» **Exercise requirements**
Reproduce all of the data word for word.

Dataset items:
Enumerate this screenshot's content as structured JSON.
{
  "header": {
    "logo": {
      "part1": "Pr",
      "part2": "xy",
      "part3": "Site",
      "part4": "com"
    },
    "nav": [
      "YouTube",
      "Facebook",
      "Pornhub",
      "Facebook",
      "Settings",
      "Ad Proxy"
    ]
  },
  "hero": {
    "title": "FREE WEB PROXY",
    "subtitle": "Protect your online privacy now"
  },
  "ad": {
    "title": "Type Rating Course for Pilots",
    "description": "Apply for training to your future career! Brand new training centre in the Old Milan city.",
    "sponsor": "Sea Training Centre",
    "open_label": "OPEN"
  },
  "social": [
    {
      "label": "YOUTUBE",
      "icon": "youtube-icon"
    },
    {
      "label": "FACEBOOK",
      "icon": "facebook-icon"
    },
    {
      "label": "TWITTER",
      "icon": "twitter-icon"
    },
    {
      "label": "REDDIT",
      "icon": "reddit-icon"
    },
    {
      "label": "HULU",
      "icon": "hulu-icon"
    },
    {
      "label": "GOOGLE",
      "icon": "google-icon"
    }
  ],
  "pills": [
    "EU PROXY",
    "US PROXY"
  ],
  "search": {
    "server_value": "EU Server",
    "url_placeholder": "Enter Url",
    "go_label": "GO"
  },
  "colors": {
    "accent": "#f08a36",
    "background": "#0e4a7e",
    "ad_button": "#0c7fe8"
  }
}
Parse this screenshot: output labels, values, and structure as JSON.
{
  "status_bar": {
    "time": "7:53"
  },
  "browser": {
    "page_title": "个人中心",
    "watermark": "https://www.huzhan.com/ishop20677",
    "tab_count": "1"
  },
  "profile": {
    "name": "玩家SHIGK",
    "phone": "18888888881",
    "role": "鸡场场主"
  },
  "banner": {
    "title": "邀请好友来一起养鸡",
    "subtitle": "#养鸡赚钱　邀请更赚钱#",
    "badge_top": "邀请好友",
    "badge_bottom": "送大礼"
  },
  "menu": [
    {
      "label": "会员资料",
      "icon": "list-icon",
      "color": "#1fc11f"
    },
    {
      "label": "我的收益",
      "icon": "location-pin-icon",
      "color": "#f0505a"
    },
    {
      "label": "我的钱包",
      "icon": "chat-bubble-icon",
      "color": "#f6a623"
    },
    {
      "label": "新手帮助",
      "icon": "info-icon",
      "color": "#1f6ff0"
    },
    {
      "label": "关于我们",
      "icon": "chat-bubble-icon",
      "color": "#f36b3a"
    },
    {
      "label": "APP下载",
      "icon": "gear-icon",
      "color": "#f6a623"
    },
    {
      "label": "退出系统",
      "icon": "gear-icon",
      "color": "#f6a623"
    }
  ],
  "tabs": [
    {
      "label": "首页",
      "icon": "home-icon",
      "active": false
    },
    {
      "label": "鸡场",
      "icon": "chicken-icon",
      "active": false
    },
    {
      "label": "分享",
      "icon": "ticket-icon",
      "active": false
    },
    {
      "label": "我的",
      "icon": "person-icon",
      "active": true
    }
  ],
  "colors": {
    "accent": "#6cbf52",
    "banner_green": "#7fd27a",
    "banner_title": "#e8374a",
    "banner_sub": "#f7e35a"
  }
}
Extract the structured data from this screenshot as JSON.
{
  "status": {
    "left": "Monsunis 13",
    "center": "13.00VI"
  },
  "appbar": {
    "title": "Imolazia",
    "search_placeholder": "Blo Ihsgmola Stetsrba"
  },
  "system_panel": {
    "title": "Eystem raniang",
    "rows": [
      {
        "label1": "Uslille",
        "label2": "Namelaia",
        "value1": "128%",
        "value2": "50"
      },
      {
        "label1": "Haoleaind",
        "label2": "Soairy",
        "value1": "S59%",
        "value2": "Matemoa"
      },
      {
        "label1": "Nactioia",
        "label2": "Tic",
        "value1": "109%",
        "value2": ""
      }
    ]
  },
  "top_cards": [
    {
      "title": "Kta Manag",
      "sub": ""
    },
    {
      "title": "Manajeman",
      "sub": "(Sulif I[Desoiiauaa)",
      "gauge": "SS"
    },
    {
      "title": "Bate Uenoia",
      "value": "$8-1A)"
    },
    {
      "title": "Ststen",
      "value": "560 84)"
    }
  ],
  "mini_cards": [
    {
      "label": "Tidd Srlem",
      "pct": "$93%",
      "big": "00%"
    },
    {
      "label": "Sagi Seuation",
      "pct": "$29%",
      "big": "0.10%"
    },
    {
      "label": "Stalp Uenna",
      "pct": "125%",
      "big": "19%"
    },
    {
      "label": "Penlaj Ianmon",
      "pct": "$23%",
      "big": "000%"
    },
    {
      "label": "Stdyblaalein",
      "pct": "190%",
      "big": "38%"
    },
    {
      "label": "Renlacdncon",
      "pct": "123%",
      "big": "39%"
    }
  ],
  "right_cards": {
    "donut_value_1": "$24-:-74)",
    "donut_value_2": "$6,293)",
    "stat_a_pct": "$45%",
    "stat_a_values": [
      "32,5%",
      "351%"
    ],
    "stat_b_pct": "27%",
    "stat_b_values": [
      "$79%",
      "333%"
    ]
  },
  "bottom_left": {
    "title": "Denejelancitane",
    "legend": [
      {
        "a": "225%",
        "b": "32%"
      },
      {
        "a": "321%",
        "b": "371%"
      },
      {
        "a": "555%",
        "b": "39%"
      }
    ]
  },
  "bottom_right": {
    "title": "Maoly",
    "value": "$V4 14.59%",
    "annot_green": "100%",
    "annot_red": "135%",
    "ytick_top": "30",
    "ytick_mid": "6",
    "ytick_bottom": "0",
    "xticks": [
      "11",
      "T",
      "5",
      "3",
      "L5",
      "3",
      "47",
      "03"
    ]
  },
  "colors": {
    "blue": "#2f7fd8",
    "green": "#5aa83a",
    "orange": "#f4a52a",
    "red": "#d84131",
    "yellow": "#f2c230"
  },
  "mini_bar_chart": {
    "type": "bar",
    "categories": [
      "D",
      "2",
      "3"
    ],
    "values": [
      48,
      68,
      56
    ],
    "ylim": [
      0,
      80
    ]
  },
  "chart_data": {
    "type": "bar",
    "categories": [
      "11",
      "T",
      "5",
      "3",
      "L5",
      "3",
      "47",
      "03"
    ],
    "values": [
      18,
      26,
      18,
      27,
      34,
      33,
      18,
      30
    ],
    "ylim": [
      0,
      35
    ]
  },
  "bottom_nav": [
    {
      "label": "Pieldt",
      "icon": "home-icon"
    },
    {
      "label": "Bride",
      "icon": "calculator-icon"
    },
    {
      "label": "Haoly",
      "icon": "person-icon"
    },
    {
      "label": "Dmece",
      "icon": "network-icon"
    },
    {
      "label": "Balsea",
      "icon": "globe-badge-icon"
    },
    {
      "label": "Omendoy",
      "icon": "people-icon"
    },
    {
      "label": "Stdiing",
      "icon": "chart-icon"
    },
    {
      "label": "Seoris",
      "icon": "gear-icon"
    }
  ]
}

» **Worked solution**
Enumerate this screenshot's content as structured JSON.
{
  "header": {
    "logo": {
      "part1": "Pr",
      "part2": "xy",
      "part3": "Site",
      "part4": "com"
    },
    "nav": [
      "YouTube",
      "Facebook",
      "Pornhub",
      "Facebook",
      "Settings",
      "Ad Proxy"
    ]
  },
  "hero": {
    "title": "FREE WEB PROXY",
    "subtitle": "Protect your online privacy now"
  },
  "ad": {
    "title": "Type Rating Course for Pilots",
    "description": "Apply for training to your future career! Brand new training centre in the Old Milan city.",
    "sponsor": "Sea Training Centre",
    "open_label": "OPEN"
  },
  "social": [
    {
      "label": "YOUTUBE",
      "icon": "youtube-icon"
    },
    {
      "label": "FACEBOOK",
      "icon": "facebook-icon"
    },
    {
      "label": "TWITTER",
      "icon": "twitter-icon"
    },
    {
      "label": "REDDIT",
      "icon": "reddit-icon"
    },
    {
      "label": "HULU",
      "icon": "hulu-icon"
    },
    {
      "label": "GOOGLE",
      "icon": "google-icon"
    }
  ],
  "pills": [
    "EU PROXY",
    "US PROXY"
  ],
  "search": {
    "server_value": "EU Server",
    "url_placeholder": "Enter Url",
    "go_label": "GO"
  },
  "colors": {
    "accent": "#f08a36",
    "background": "#0e4a7e",
    "ad_button": "#0c7fe8"
  }
}
Parse this screenshot: output labels, values, and structure as JSON.
{
  "status_bar": {
    "time": "7:53"
  },
  "browser": {
    "page_title": "个人中心",
    "watermark": "https://www.huzhan.com/ishop20677",
    "tab_count": "1"
  },
  "profile": {
    "name": "玩家SHIGK",
    "phone": "18888888881",
    "role": "鸡场场主"
  },
  "banner": {
    "title": "邀请好友来一起养鸡",
    "subtitle": "#养鸡赚钱　邀请更赚钱#",
    "badge_top": "邀请好友",
    "badge_bottom": "送大礼"
  },
  "menu": [
    {
      "label": "会员资料",
      "icon": "list-icon",
      "color": "#1fc11f"
    },
    {
      "label": "我的收益",
      "icon": "location-pin-icon",
      "color": "#f0505a"
    },
    {
      "label": "我的钱包",
      "icon": "chat-bubble-icon",
      "color": "#f6a623"
    },
    {
      "label": "新手帮助",
      "icon": "info-icon",
      "color": "#1f6ff0"
    },
    {
      "label": "关于我们",
      "icon": "chat-bubble-icon",
      "color": "#f36b3a"
    },
    {
      "label": "APP下载",
      "icon": "gear-icon",
      "color": "#f6a623"
    },
    {
      "label": "退出系统",
      "icon": "gear-icon",
      "color": "#f6a623"
    }
  ],
  "tabs": [
    {
      "label": "首页",
      "icon": "home-icon",
      "active": false
    },
    {
      "label": "鸡场",
      "icon": "chicken-icon",
      "active": false
    },
    {
      "label": "分享",
      "icon": "ticket-icon",
      "active": false
    },
    {
      "label": "我的",
      "icon": "person-icon",
      "active": true
    }
  ],
  "colors": {
    "accent": "#6cbf52",
    "banner_green": "#7fd27a",
    "banner_title": "#e8374a",
    "banner_sub": "#f7e35a"
  }
}
Extract the structured data from this screenshot as JSON.
{
  "status": {
    "left": "Monsunis 13",
    "center": "13.00VI"
  },
  "appbar": {
    "title": "Imolazia",
    "search_placeholder": "Blo Ihsgmola Stetsrba"
  },
  "system_panel": {
    "title": "Eystem raniang",
    "rows": [
      {
        "label1": "Uslille",
        "label2": "Namelaia",
        "value1": "128%",
        "value2": "50"
      },
      {
        "label1": "Haoleaind",
        "label2": "Soairy",
        "value1": "S59%",
        "value2": "Matemoa"
      },
      {
        "label1": "Nactioia",
        "label2": "Tic",
        "value1": "109%",
        "value2": ""
      }
    ]
  },
  "top_cards": [
    {
      "title": "Kta Manag",
      "sub": ""
    },
    {
      "title": "Manajeman",
      "sub": "(Sulif I[Desoiiauaa)",
      "gauge": "SS"
    },
    {
      "title": "Bate Uenoia",
      "value": "$8-1A)"
    },
    {
      "title": "Ststen",
      "value": "560 84)"
    }
  ],
  "mini_cards": [
    {
      "label": "Tidd Srlem",
      "pct": "$93%",
      "big": "00%"
    },
    {
      "label": "Sagi Seuation",
      "pct": "$29%",
      "big": "0.10%"
    },
    {
      "label": "Stalp Uenna",
      "pct": "125%",
      "big": "19%"
    },
    {
      "label": "Penlaj Ianmon",
      "pct": "$23%",
      "big": "000%"
    },
    {
      "label": "Stdyblaalein",
      "pct": "190%",
      "big": "38%"
    },
    {
      "label": "Renlacdncon",
      "pct": "123%",
      "big": "39%"
    }
  ],
  "right_cards": {
    "donut_value_1": "$24-:-74)",
    "donut_value_2": "$6,293)",
    "stat_a_pct": "$45%",
    "stat_a_values": [
      "32,5%",
      "351%"
    ],
    "stat_b_pct": "27%",
    "stat_b_values": [
      "$79%",
      "333%"
    ]
  },
  "bottom_left": {
    "title": "Denejelancitane",
    "legend": [
      {
        "a": "225%",
        "b": "32%"
      },
      {
        "a": "321%",
        "b": "371%"
      },
      {
        "a": "555%",
        "b": "39%"
      }
    ]
  },
  "bottom_right": {
    "title": "Maoly",
    "value": "$V4 14.59%",
    "annot_green": "100%",
    "annot_red": "135%",
    "ytick_top": "30",
    "ytick_mid": "6",
    "ytick_bottom": "0",
    "xticks": [
      "11",
      "T",
      "5",
      "3",
      "L5",
      "3",
      "47",
      "03"
    ]
  },
  "colors": {
    "blue": "#2f7fd8",
    "green": "#5aa83a",
    "orange": "#f4a52a",
    "red": "#d84131",
    "yellow": "#f2c230"
  },
  "mini_bar_chart": {
    "type": "bar",
    "categories": [
      "D",
      "2",
      "3"
    ],
    "values": [
      48,
      68,
      56
    ],
    "ylim": [
      0,
      80
    ]
  },
  "chart_data": {
    "type": "bar",
    "categories": [
      "11",
      "T",
      "5",
      "3",
      "L5",
      "3",
      "47",
      "03"
    ],
    "values": [
      18,
      26,
      18,
      27,
      34,
      33,
      18,
      30
    ],
    "ylim": [
      0,
      35
    ]
  },
  "bottom_nav": [
    {
      "label": "Pieldt",
      "icon": "home-icon"
    },
    {
      "label": "Bride",
      "icon": "calculator-icon"
    },
    {
      "label": "Haoly",
      "icon": "person-icon"
    },
    {
      "label": "Dmece",
      "icon": "network-icon"
    },
    {
      "label": "Balsea",
      "icon": "globe-badge-icon"
    },
    {
      "label": "Omendoy",
      "icon": "people-icon"
    },
    {
      "label": "Stdiing",
      "icon": "chart-icon"
    },
    {
      "label": "Seoris",
      "icon": "gear-icon"
    }
  ]
}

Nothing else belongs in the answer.